* _REQUIREMENTS_
Skip the pictures. Copy all the rest of the records down exactly.

* _GIVEN DATA_
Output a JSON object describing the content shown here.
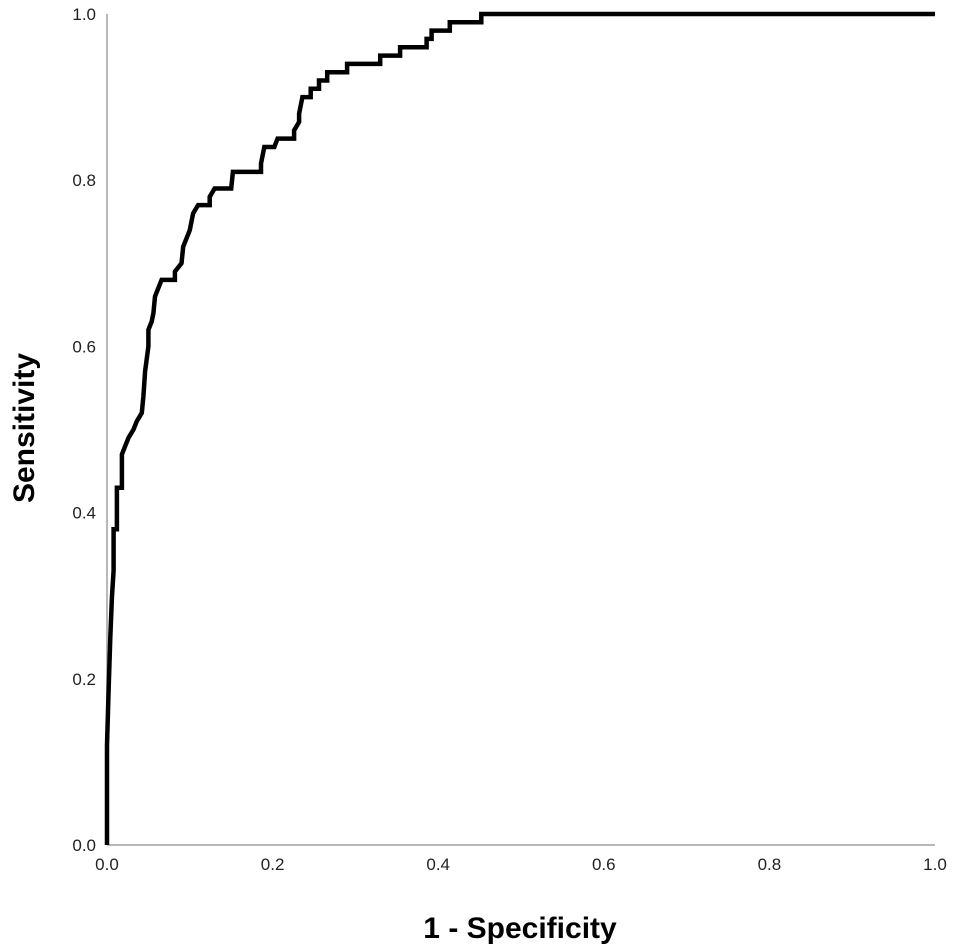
{
  "chart_data": {
    "type": "line",
    "title": "",
    "xlabel": "1 - Specificity",
    "ylabel": "Sensitivity",
    "xlim": [
      0.0,
      1.0
    ],
    "ylim": [
      0.0,
      1.0
    ],
    "xticks": [
      "0.0",
      "0.2",
      "0.4",
      "0.6",
      "0.8",
      "1.0"
    ],
    "yticks": [
      "0.0",
      "0.2",
      "0.4",
      "0.6",
      "0.8",
      "1.0"
    ],
    "grid": false,
    "legend": "none",
    "line_color": "#000000",
    "axis_color": "#a0a0a0",
    "series": [
      {
        "points": [
          [
            0.0,
            0.0
          ],
          [
            0.0,
            0.12
          ],
          [
            0.002,
            0.19
          ],
          [
            0.004,
            0.25
          ],
          [
            0.006,
            0.3
          ],
          [
            0.008,
            0.33
          ],
          [
            0.008,
            0.38
          ],
          [
            0.012,
            0.38
          ],
          [
            0.012,
            0.43
          ],
          [
            0.018,
            0.43
          ],
          [
            0.018,
            0.47
          ],
          [
            0.022,
            0.48
          ],
          [
            0.026,
            0.49
          ],
          [
            0.032,
            0.5
          ],
          [
            0.036,
            0.51
          ],
          [
            0.042,
            0.52
          ],
          [
            0.044,
            0.54
          ],
          [
            0.046,
            0.57
          ],
          [
            0.05,
            0.6
          ],
          [
            0.05,
            0.62
          ],
          [
            0.054,
            0.63
          ],
          [
            0.056,
            0.64
          ],
          [
            0.058,
            0.66
          ],
          [
            0.062,
            0.67
          ],
          [
            0.066,
            0.68
          ],
          [
            0.082,
            0.68
          ],
          [
            0.082,
            0.69
          ],
          [
            0.09,
            0.7
          ],
          [
            0.092,
            0.72
          ],
          [
            0.096,
            0.73
          ],
          [
            0.1,
            0.74
          ],
          [
            0.104,
            0.76
          ],
          [
            0.11,
            0.77
          ],
          [
            0.124,
            0.77
          ],
          [
            0.124,
            0.78
          ],
          [
            0.13,
            0.79
          ],
          [
            0.15,
            0.79
          ],
          [
            0.152,
            0.81
          ],
          [
            0.186,
            0.81
          ],
          [
            0.186,
            0.82
          ],
          [
            0.19,
            0.84
          ],
          [
            0.202,
            0.84
          ],
          [
            0.206,
            0.85
          ],
          [
            0.226,
            0.85
          ],
          [
            0.226,
            0.86
          ],
          [
            0.232,
            0.87
          ],
          [
            0.232,
            0.88
          ],
          [
            0.236,
            0.9
          ],
          [
            0.246,
            0.9
          ],
          [
            0.246,
            0.91
          ],
          [
            0.256,
            0.91
          ],
          [
            0.256,
            0.92
          ],
          [
            0.266,
            0.92
          ],
          [
            0.266,
            0.93
          ],
          [
            0.29,
            0.93
          ],
          [
            0.29,
            0.94
          ],
          [
            0.33,
            0.94
          ],
          [
            0.33,
            0.95
          ],
          [
            0.354,
            0.95
          ],
          [
            0.354,
            0.96
          ],
          [
            0.386,
            0.96
          ],
          [
            0.386,
            0.97
          ],
          [
            0.392,
            0.97
          ],
          [
            0.392,
            0.98
          ],
          [
            0.414,
            0.98
          ],
          [
            0.414,
            0.99
          ],
          [
            0.452,
            0.99
          ],
          [
            0.452,
            1.0
          ],
          [
            1.0,
            1.0
          ]
        ]
      }
    ]
  }
}
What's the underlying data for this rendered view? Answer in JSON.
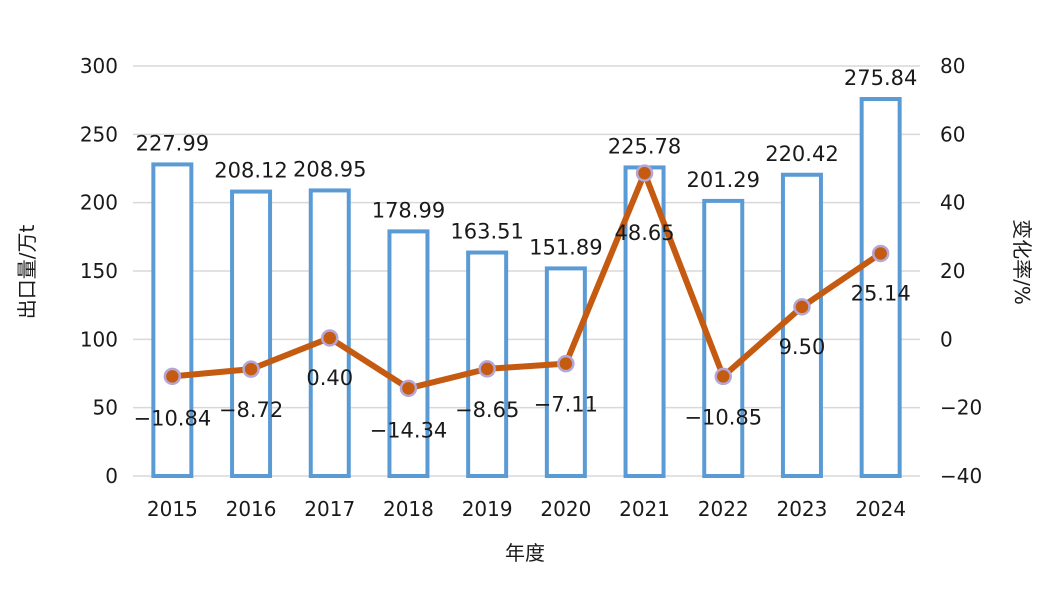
{
  "chart_data": {
    "type": "bar",
    "categories": [
      "2015",
      "2016",
      "2017",
      "2018",
      "2019",
      "2020",
      "2021",
      "2022",
      "2023",
      "2024"
    ],
    "series": [
      {
        "type": "bar",
        "axis": "left",
        "values": [
          227.99,
          208.12,
          208.95,
          178.99,
          163.51,
          151.89,
          225.78,
          201.29,
          220.42,
          275.84
        ],
        "labels": [
          "227.99",
          "208.12",
          "208.95",
          "178.99",
          "163.51",
          "151.89",
          "225.78",
          "201.29",
          "220.42",
          "275.84"
        ]
      },
      {
        "type": "line",
        "axis": "right",
        "values": [
          -10.84,
          -8.72,
          0.4,
          -14.34,
          -8.65,
          -7.11,
          48.65,
          -10.85,
          9.5,
          25.14
        ],
        "labels": [
          "−10.84",
          "−8.72",
          "0.40",
          "−14.34",
          "−8.65",
          "−7.11",
          "48.65",
          "−10.85",
          "9.50",
          "25.14"
        ]
      }
    ],
    "xlabel": "年度",
    "ylabel": "出口量/万t",
    "y2label": "变化率/%",
    "ylim": [
      0,
      300
    ],
    "y_ticks": [
      "0",
      "50",
      "100",
      "150",
      "200",
      "250",
      "300"
    ],
    "y2lim": [
      -40,
      80
    ],
    "y2_ticks": [
      "−40",
      "−20",
      "0",
      "20",
      "40",
      "60",
      "80"
    ],
    "grid": true,
    "colors": {
      "bar_stroke": "#5b9bd5",
      "line": "#c55a11",
      "marker_stroke": "#b4a7d6",
      "grid": "#d9d9d9"
    }
  }
}
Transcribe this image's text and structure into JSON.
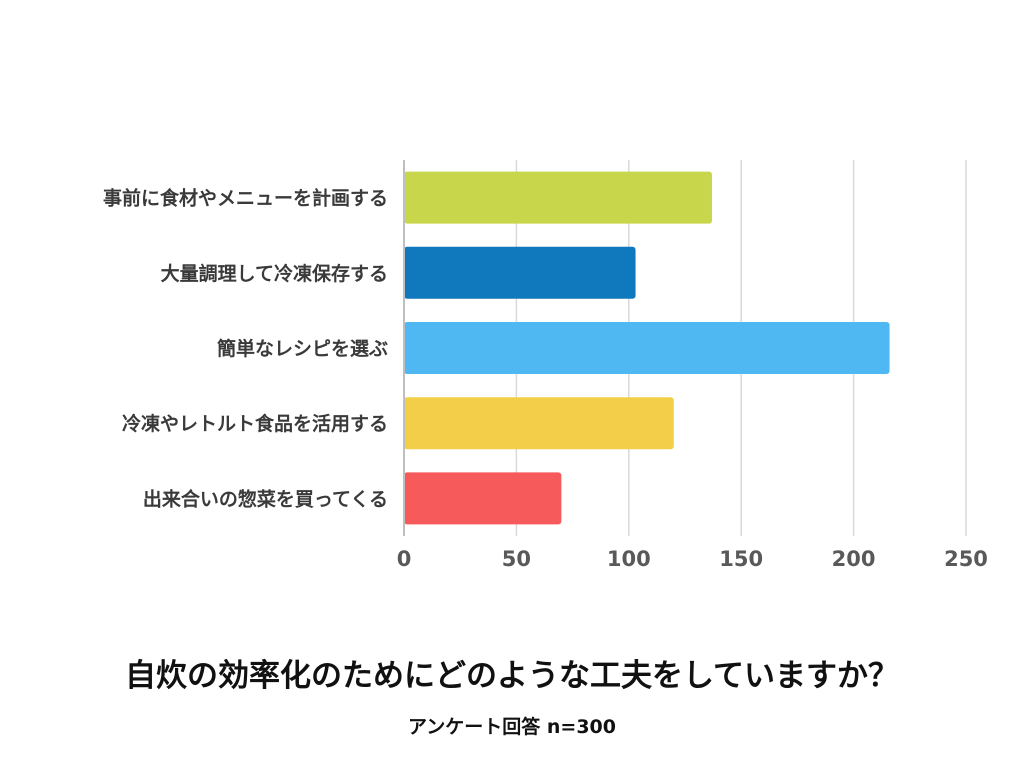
{
  "chart_data": {
    "type": "bar",
    "orientation": "horizontal",
    "title": "自炊の効率化のためにどのような工夫をしていますか？",
    "subtitle": "アンケート回答 n=300",
    "categories": [
      "事前に食材やメニューを計画する",
      "大量調理して冷凍保存する",
      "簡単なレシピを選ぶ",
      "冷凍やレトルト食品を活用する",
      "出来合いの惣菜を買ってくる"
    ],
    "values": [
      137,
      103,
      216,
      120,
      70
    ],
    "colors": [
      "#c7d64a",
      "#1079be",
      "#4fb8f2",
      "#f3ce49",
      "#f65a5a"
    ],
    "xlim": [
      0,
      250
    ],
    "xticks": [
      "0",
      "50",
      "100",
      "150",
      "200",
      "250"
    ],
    "xtick_values": [
      0,
      50,
      100,
      150,
      200,
      250
    ],
    "grid": true,
    "grid_color": "#d9d9d9",
    "axis_color": "#bfbfbf"
  }
}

* _EXERCISE RESULT_
Output a JSON object describing the content shown here.
{
  "chart_data": {
    "type": "line",
    "title": "",
    "xlabel": "1 - Specificity",
    "ylabel": "Sensitivity",
    "xlim": [
      0.0,
      1.0
    ],
    "ylim": [
      0.0,
      1.0
    ],
    "xticks": [
      "0.0",
      "0.2",
      "0.4",
      "0.6",
      "0.8",
      "1.0"
    ],
    "yticks": [
      "0.0",
      "0.2",
      "0.4",
      "0.6",
      "0.8",
      "1.0"
    ],
    "grid": false,
    "legend": "none",
    "line_color": "#000000",
    "axis_color": "#a0a0a0",
    "series": [
      {
        "points": [
          [
            0.0,
            0.0
          ],
          [
            0.0,
            0.12
          ],
          [
            0.002,
            0.19
          ],
          [
            0.004,
            0.25
          ],
          [
            0.006,
            0.3
          ],
          [
            0.008,
            0.33
          ],
          [
            0.008,
            0.38
          ],
          [
            0.012,
            0.38
          ],
          [
            0.012,
            0.43
          ],
          [
            0.018,
            0.43
          ],
          [
            0.018,
            0.47
          ],
          [
            0.022,
            0.48
          ],
          [
            0.026,
            0.49
          ],
          [
            0.032,
            0.5
          ],
          [
            0.036,
            0.51
          ],
          [
            0.042,
            0.52
          ],
          [
            0.044,
            0.54
          ],
          [
            0.046,
            0.57
          ],
          [
            0.05,
            0.6
          ],
          [
            0.05,
            0.62
          ],
          [
            0.054,
            0.63
          ],
          [
            0.056,
            0.64
          ],
          [
            0.058,
            0.66
          ],
          [
            0.062,
            0.67
          ],
          [
            0.066,
            0.68
          ],
          [
            0.082,
            0.68
          ],
          [
            0.082,
            0.69
          ],
          [
            0.09,
            0.7
          ],
          [
            0.092,
            0.72
          ],
          [
            0.096,
            0.73
          ],
          [
            0.1,
            0.74
          ],
          [
            0.104,
            0.76
          ],
          [
            0.11,
            0.77
          ],
          [
            0.124,
            0.77
          ],
          [
            0.124,
            0.78
          ],
          [
            0.13,
            0.79
          ],
          [
            0.15,
            0.79
          ],
          [
            0.152,
            0.81
          ],
          [
            0.186,
            0.81
          ],
          [
            0.186,
            0.82
          ],
          [
            0.19,
            0.84
          ],
          [
            0.202,
            0.84
          ],
          [
            0.206,
            0.85
          ],
          [
            0.226,
            0.85
          ],
          [
            0.226,
            0.86
          ],
          [
            0.232,
            0.87
          ],
          [
            0.232,
            0.88
          ],
          [
            0.236,
            0.9
          ],
          [
            0.246,
            0.9
          ],
          [
            0.246,
            0.91
          ],
          [
            0.256,
            0.91
          ],
          [
            0.256,
            0.92
          ],
          [
            0.266,
            0.92
          ],
          [
            0.266,
            0.93
          ],
          [
            0.29,
            0.93
          ],
          [
            0.29,
            0.94
          ],
          [
            0.33,
            0.94
          ],
          [
            0.33,
            0.95
          ],
          [
            0.354,
            0.95
          ],
          [
            0.354,
            0.96
          ],
          [
            0.386,
            0.96
          ],
          [
            0.386,
            0.97
          ],
          [
            0.392,
            0.97
          ],
          [
            0.392,
            0.98
          ],
          [
            0.414,
            0.98
          ],
          [
            0.414,
            0.99
          ],
          [
            0.452,
            0.99
          ],
          [
            0.452,
            1.0
          ],
          [
            1.0,
            1.0
          ]
        ]
      }
    ]
  }
}
What's the underlying data for this rendered view? Answer in JSON.
{
  "chart_data": {
    "type": "bar",
    "categories": [
      "2015",
      "2016",
      "2017",
      "2018",
      "2019",
      "2020",
      "2021",
      "2022",
      "2023",
      "2024"
    ],
    "series": [
      {
        "type": "bar",
        "axis": "left",
        "values": [
          227.99,
          208.12,
          208.95,
          178.99,
          163.51,
          151.89,
          225.78,
          201.29,
          220.42,
          275.84
        ],
        "labels": [
          "227.99",
          "208.12",
          "208.95",
          "178.99",
          "163.51",
          "151.89",
          "225.78",
          "201.29",
          "220.42",
          "275.84"
        ]
      },
      {
        "type": "line",
        "axis": "right",
        "values": [
          -10.84,
          -8.72,
          0.4,
          -14.34,
          -8.65,
          -7.11,
          48.65,
          -10.85,
          9.5,
          25.14
        ],
        "labels": [
          "−10.84",
          "−8.72",
          "0.40",
          "−14.34",
          "−8.65",
          "−7.11",
          "48.65",
          "−10.85",
          "9.50",
          "25.14"
        ]
      }
    ],
    "xlabel": "年度",
    "ylabel": "出口量/万t",
    "y2label": "变化率/%",
    "ylim": [
      0,
      300
    ],
    "y_ticks": [
      "0",
      "50",
      "100",
      "150",
      "200",
      "250",
      "300"
    ],
    "y2lim": [
      -40,
      80
    ],
    "y2_ticks": [
      "−40",
      "−20",
      "0",
      "20",
      "40",
      "60",
      "80"
    ],
    "grid": true,
    "colors": {
      "bar_stroke": "#5b9bd5",
      "line": "#c55a11",
      "marker_stroke": "#b4a7d6",
      "grid": "#d9d9d9"
    }
  }
}
Transcribe this image's text and structure into JSON.
{
  "chart_data": {
    "type": "bar",
    "orientation": "horizontal",
    "title": "自炊の効率化のためにどのような工夫をしていますか？",
    "subtitle": "アンケート回答 n=300",
    "categories": [
      "事前に食材やメニューを計画する",
      "大量調理して冷凍保存する",
      "簡単なレシピを選ぶ",
      "冷凍やレトルト食品を活用する",
      "出来合いの惣菜を買ってくる"
    ],
    "values": [
      137,
      103,
      216,
      120,
      70
    ],
    "colors": [
      "#c7d64a",
      "#1079be",
      "#4fb8f2",
      "#f3ce49",
      "#f65a5a"
    ],
    "xlim": [
      0,
      250
    ],
    "xticks": [
      "0",
      "50",
      "100",
      "150",
      "200",
      "250"
    ],
    "xtick_values": [
      0,
      50,
      100,
      150,
      200,
      250
    ],
    "grid": true,
    "grid_color": "#d9d9d9",
    "axis_color": "#bfbfbf"
  }
}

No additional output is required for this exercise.